PROBLEM REQUIREMENTS -
Copy every line, leaving nothing out and adding nothing.

SUPPLIED RECORDS -

start

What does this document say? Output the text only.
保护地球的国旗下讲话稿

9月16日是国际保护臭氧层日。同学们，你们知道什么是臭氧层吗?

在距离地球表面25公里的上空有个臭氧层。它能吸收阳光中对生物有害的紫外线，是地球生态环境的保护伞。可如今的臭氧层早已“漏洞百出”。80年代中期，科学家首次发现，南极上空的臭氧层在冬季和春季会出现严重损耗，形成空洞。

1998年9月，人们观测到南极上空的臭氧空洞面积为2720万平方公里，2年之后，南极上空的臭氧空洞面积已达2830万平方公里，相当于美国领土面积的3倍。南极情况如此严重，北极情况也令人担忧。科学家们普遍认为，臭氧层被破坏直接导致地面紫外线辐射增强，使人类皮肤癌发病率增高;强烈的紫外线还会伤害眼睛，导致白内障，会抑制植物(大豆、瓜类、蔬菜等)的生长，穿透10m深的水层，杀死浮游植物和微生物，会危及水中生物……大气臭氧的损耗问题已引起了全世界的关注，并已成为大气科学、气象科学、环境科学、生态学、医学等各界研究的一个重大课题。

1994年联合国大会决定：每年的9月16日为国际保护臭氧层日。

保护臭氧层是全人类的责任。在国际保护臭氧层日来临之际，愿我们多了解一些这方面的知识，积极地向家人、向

end

SOLUTION FOR THIS PROBLEM -
What does this document say? Output the text only.
保护地球的国旗下讲话稿

9月16日是国际保护臭氧层日。同学们，你们知道什么是臭氧层吗?

在距离地球表面25公里的上空有个臭氧层。它能吸收阳光中对生物有害的紫外线，是地球生态环境的保护伞。可如今的臭氧层早已“漏洞百出”。80年代中期，科学家首次发现，南极上空的臭氧层在冬季和春季会出现严重损耗，形成空洞。

1998年9月，人们观测到南极上空的臭氧空洞面积为2720万平方公里，2年之后，南极上空的臭氧空洞面积已达2830万平方公里，相当于美国领土面积的3倍。南极情况如此严重，北极情况也令人担忧。科学家们普遍认为，臭氧层被破坏直接导致地面紫外线辐射增强，使人类皮肤癌发病率增高;强烈的紫外线还会伤害眼睛，导致白内障，会抑制植物(大豆、瓜类、蔬菜等)的生长，穿透10m深的水层，杀死浮游植物和微生物，会危及水中生物……大气臭氧的损耗问题已引起了全世界的关注，并已成为大气科学、气象科学、环境科学、生态学、医学等各界研究的一个重大课题。

1994年联合国大会决定：每年的9月16日为国际保护臭氧层日。

保护臭氧层是全人类的责任。在国际保护臭氧层日来临之际，愿我们多了解一些这方面的知识，积极地向家人、向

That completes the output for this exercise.